DIRECTION:
For the records below, give the count of lines holding the word "value" and nothing more.

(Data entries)
[start]

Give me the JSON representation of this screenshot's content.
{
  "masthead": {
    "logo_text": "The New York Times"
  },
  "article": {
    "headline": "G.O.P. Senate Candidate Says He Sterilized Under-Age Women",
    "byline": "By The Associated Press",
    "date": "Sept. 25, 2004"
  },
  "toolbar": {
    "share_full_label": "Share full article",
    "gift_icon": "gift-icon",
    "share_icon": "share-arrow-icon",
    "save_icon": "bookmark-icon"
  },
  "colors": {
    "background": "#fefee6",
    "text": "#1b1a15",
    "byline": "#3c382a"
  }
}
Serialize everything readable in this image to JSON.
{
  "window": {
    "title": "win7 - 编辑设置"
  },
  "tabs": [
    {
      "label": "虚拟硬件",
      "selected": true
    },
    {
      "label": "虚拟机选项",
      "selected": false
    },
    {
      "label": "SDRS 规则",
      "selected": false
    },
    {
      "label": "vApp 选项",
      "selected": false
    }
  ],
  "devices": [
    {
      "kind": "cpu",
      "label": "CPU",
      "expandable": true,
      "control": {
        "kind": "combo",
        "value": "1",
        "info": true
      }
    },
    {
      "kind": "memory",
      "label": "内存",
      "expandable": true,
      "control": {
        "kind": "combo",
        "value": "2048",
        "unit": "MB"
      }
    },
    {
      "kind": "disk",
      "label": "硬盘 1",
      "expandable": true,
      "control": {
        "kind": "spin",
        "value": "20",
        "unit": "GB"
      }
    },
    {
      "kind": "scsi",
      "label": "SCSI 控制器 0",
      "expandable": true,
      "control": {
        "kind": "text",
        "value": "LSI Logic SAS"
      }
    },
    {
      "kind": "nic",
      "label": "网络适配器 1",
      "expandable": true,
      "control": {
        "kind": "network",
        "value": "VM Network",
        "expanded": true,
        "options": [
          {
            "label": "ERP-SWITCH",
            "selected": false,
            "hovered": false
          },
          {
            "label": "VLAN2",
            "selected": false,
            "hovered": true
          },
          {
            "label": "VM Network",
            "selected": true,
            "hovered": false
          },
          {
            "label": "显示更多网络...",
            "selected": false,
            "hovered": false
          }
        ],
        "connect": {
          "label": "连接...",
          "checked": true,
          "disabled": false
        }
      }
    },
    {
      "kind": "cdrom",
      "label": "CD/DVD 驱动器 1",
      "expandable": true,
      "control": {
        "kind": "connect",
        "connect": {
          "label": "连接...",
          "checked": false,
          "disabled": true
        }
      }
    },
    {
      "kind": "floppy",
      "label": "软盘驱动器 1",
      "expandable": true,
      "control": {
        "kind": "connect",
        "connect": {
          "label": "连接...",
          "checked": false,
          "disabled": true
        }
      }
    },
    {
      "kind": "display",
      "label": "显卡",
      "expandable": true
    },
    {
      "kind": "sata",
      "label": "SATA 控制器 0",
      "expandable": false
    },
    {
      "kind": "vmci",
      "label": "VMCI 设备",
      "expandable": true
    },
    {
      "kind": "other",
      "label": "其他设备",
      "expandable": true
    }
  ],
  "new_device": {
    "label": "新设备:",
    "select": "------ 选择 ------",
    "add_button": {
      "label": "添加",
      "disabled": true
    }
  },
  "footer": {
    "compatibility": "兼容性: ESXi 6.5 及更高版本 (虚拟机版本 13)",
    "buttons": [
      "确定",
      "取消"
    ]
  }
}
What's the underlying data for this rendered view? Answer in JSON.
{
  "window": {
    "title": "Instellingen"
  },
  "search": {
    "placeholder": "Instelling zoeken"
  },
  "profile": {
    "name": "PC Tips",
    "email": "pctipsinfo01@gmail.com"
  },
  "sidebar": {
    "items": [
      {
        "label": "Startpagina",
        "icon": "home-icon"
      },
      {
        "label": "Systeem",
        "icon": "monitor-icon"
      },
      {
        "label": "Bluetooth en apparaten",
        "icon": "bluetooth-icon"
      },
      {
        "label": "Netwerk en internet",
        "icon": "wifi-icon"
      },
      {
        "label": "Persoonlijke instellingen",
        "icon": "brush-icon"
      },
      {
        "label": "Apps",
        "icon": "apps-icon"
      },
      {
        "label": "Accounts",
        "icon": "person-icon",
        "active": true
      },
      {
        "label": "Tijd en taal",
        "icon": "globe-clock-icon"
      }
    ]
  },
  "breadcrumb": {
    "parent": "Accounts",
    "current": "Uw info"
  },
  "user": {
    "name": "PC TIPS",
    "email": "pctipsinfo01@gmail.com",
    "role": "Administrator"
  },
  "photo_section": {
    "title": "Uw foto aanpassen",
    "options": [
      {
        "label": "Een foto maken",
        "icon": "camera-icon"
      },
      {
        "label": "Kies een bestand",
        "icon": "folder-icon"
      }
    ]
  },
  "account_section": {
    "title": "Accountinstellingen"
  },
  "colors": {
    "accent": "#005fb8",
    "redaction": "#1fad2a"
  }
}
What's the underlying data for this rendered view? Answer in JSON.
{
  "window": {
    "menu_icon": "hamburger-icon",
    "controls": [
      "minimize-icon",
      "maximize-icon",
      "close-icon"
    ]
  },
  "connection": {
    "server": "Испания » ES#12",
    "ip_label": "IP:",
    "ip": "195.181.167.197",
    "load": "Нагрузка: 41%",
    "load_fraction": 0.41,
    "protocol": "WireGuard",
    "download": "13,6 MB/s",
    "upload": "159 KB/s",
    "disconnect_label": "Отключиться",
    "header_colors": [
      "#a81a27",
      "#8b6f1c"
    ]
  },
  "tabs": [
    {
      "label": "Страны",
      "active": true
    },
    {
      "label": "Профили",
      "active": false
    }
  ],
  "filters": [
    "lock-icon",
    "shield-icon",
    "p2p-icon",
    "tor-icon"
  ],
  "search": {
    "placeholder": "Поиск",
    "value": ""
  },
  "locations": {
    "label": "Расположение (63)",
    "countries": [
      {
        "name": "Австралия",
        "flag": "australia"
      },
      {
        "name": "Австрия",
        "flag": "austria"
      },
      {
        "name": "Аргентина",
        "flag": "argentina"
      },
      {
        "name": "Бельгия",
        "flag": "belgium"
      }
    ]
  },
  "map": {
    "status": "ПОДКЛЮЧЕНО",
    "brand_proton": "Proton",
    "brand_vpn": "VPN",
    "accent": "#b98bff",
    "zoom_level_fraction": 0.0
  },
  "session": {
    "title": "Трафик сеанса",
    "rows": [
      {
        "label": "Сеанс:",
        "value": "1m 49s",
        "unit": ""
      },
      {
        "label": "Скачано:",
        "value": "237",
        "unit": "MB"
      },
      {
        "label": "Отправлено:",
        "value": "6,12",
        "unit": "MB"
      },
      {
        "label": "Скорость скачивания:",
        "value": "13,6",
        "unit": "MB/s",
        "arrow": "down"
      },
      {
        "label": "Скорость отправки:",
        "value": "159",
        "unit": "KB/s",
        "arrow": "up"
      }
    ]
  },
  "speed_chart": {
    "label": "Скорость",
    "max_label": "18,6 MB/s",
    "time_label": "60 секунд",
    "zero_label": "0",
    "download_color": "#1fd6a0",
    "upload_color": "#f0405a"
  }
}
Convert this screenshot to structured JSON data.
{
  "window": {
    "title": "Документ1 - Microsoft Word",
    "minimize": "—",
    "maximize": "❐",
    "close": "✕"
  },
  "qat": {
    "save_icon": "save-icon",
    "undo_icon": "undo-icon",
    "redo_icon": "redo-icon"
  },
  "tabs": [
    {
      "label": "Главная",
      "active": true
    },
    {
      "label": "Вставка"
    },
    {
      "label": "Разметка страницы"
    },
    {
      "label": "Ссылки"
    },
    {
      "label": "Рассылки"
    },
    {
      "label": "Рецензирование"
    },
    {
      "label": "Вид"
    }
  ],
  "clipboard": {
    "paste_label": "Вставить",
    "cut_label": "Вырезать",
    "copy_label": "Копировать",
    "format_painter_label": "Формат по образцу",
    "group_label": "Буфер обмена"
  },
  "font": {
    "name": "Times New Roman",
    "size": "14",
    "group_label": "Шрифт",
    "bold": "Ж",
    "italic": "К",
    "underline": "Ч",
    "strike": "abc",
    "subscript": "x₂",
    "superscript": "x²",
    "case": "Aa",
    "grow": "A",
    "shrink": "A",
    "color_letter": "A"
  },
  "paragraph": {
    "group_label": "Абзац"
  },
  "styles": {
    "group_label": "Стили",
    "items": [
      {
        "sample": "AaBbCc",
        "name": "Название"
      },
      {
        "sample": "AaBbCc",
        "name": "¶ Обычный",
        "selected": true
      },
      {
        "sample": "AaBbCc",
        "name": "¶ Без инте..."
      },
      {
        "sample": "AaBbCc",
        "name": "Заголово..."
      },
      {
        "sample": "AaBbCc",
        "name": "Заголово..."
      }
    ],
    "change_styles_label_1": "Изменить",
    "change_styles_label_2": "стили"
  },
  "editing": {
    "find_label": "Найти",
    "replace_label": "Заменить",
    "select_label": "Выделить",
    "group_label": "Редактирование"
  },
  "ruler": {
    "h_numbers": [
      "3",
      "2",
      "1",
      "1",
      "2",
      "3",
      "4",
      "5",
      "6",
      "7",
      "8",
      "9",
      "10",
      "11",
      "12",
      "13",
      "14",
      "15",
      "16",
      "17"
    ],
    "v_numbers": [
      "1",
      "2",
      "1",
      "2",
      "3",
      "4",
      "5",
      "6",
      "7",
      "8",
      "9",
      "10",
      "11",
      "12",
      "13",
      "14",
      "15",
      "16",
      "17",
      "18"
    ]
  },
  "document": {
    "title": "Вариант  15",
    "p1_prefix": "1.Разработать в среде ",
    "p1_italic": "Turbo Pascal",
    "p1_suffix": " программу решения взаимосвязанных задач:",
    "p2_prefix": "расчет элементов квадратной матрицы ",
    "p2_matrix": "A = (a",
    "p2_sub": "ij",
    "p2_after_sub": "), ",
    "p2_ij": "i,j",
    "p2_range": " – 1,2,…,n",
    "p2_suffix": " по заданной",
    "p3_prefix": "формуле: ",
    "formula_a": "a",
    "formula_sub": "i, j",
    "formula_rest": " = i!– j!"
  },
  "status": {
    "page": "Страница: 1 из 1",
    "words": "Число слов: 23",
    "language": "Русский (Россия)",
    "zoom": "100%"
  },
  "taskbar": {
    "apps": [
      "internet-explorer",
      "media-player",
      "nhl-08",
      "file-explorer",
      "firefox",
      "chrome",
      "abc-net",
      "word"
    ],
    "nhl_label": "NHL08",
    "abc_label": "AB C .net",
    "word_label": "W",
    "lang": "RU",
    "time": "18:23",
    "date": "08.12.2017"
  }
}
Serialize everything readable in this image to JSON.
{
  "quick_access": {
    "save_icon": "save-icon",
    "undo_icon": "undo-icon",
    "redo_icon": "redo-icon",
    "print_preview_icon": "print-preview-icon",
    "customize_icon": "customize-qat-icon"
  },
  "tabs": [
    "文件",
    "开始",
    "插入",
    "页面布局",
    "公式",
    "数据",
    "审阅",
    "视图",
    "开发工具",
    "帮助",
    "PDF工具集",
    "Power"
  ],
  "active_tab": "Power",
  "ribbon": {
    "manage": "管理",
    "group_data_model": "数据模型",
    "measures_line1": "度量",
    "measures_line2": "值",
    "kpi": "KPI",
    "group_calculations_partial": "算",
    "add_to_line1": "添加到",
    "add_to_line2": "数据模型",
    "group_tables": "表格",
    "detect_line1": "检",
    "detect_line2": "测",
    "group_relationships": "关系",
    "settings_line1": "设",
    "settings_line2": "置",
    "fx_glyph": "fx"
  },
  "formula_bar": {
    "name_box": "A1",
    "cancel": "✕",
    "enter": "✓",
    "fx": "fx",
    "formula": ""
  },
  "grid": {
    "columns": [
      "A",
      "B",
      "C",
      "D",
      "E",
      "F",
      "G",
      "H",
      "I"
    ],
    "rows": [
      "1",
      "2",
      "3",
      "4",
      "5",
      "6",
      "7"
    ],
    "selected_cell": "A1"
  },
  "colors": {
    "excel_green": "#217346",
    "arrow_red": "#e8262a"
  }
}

[end]

RIGHT ANSWER:
11